** Short task **
The records that follow are to be repeated exactly, with the pictures removed.

(Structured figure records)
********************

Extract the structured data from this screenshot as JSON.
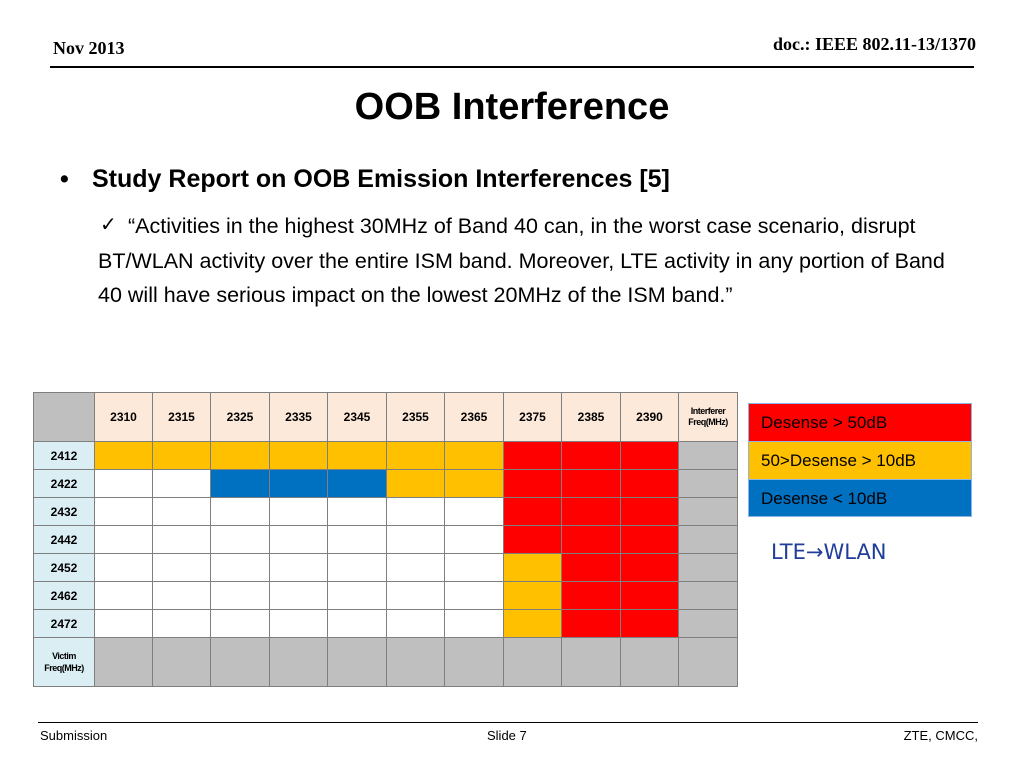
{
  "header": {
    "date": "Nov 2013",
    "doc": "doc.: IEEE 802.11-13/1370"
  },
  "title": "OOB Interference",
  "bullet": {
    "glyph": "•",
    "text": "Study Report on OOB Emission Interferences [5]"
  },
  "sub": {
    "check": "✓",
    "text": "“Activities in the highest 30MHz of Band 40 can, in the worst case scenario, disrupt BT/WLAN activity over the entire ISM band. Moreover, LTE activity in any portion of Band 40 will have serious impact on the lowest 20MHz of the ISM band.”"
  },
  "table": {
    "columns": [
      "2310",
      "2315",
      "2325",
      "2335",
      "2345",
      "2355",
      "2365",
      "2375",
      "2385",
      "2390"
    ],
    "col_end_label": [
      "Interferer",
      "Freq(MHz)"
    ],
    "rows": [
      {
        "label": "2412",
        "cells": [
          "o",
          "o",
          "o",
          "o",
          "o",
          "o",
          "o",
          "r",
          "r",
          "r",
          "g"
        ]
      },
      {
        "label": "2422",
        "cells": [
          "w",
          "w",
          "b",
          "b",
          "b",
          "o",
          "o",
          "r",
          "r",
          "r",
          "g"
        ]
      },
      {
        "label": "2432",
        "cells": [
          "w",
          "w",
          "w",
          "w",
          "w",
          "w",
          "w",
          "r",
          "r",
          "r",
          "g"
        ]
      },
      {
        "label": "2442",
        "cells": [
          "w",
          "w",
          "w",
          "w",
          "w",
          "w",
          "w",
          "r",
          "r",
          "r",
          "g"
        ]
      },
      {
        "label": "2452",
        "cells": [
          "w",
          "w",
          "w",
          "w",
          "w",
          "w",
          "w",
          "o",
          "r",
          "r",
          "g"
        ]
      },
      {
        "label": "2462",
        "cells": [
          "w",
          "w",
          "w",
          "w",
          "w",
          "w",
          "w",
          "o",
          "r",
          "r",
          "g"
        ]
      },
      {
        "label": "2472",
        "cells": [
          "w",
          "w",
          "w",
          "w",
          "w",
          "w",
          "w",
          "o",
          "r",
          "r",
          "g"
        ]
      }
    ],
    "row_end_label": [
      "Victim",
      "Freq(MHz)"
    ],
    "colors": {
      "o": "#ffc000",
      "r": "#ff0000",
      "b": "#0070c0",
      "w": "#ffffff",
      "g": "#bfbfbf"
    }
  },
  "legend": [
    {
      "label": "Desense > 50dB",
      "color": "#ff0000"
    },
    {
      "label": "50>Desense > 10dB",
      "color": "#ffc000"
    },
    {
      "label": "Desense < 10dB",
      "color": "#0070c0"
    }
  ],
  "direction": "LTE→WLAN",
  "footer": {
    "left": "Submission",
    "center": "Slide 7",
    "right": "ZTE, CMCC,"
  }
}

********************

** Task solution **
Extract the structured data from this screenshot as JSON.
{
  "header": {
    "date": "Nov 2013",
    "doc": "doc.: IEEE 802.11-13/1370"
  },
  "title": "OOB Interference",
  "bullet": {
    "glyph": "•",
    "text": "Study Report on OOB Emission Interferences [5]"
  },
  "sub": {
    "check": "✓",
    "text": "“Activities in the highest 30MHz of Band 40 can, in the worst case scenario, disrupt BT/WLAN activity over the entire ISM band. Moreover, LTE activity in any portion of Band 40 will have serious impact on the lowest 20MHz of the ISM band.”"
  },
  "table": {
    "columns": [
      "2310",
      "2315",
      "2325",
      "2335",
      "2345",
      "2355",
      "2365",
      "2375",
      "2385",
      "2390"
    ],
    "col_end_label": [
      "Interferer",
      "Freq(MHz)"
    ],
    "rows": [
      {
        "label": "2412",
        "cells": [
          "o",
          "o",
          "o",
          "o",
          "o",
          "o",
          "o",
          "r",
          "r",
          "r",
          "g"
        ]
      },
      {
        "label": "2422",
        "cells": [
          "w",
          "w",
          "b",
          "b",
          "b",
          "o",
          "o",
          "r",
          "r",
          "r",
          "g"
        ]
      },
      {
        "label": "2432",
        "cells": [
          "w",
          "w",
          "w",
          "w",
          "w",
          "w",
          "w",
          "r",
          "r",
          "r",
          "g"
        ]
      },
      {
        "label": "2442",
        "cells": [
          "w",
          "w",
          "w",
          "w",
          "w",
          "w",
          "w",
          "r",
          "r",
          "r",
          "g"
        ]
      },
      {
        "label": "2452",
        "cells": [
          "w",
          "w",
          "w",
          "w",
          "w",
          "w",
          "w",
          "o",
          "r",
          "r",
          "g"
        ]
      },
      {
        "label": "2462",
        "cells": [
          "w",
          "w",
          "w",
          "w",
          "w",
          "w",
          "w",
          "o",
          "r",
          "r",
          "g"
        ]
      },
      {
        "label": "2472",
        "cells": [
          "w",
          "w",
          "w",
          "w",
          "w",
          "w",
          "w",
          "o",
          "r",
          "r",
          "g"
        ]
      }
    ],
    "row_end_label": [
      "Victim",
      "Freq(MHz)"
    ],
    "colors": {
      "o": "#ffc000",
      "r": "#ff0000",
      "b": "#0070c0",
      "w": "#ffffff",
      "g": "#bfbfbf"
    }
  },
  "legend": [
    {
      "label": "Desense > 50dB",
      "color": "#ff0000"
    },
    {
      "label": "50>Desense > 10dB",
      "color": "#ffc000"
    },
    {
      "label": "Desense < 10dB",
      "color": "#0070c0"
    }
  ],
  "direction": "LTE→WLAN",
  "footer": {
    "left": "Submission",
    "center": "Slide 7",
    "right": "ZTE, CMCC,"
  }
}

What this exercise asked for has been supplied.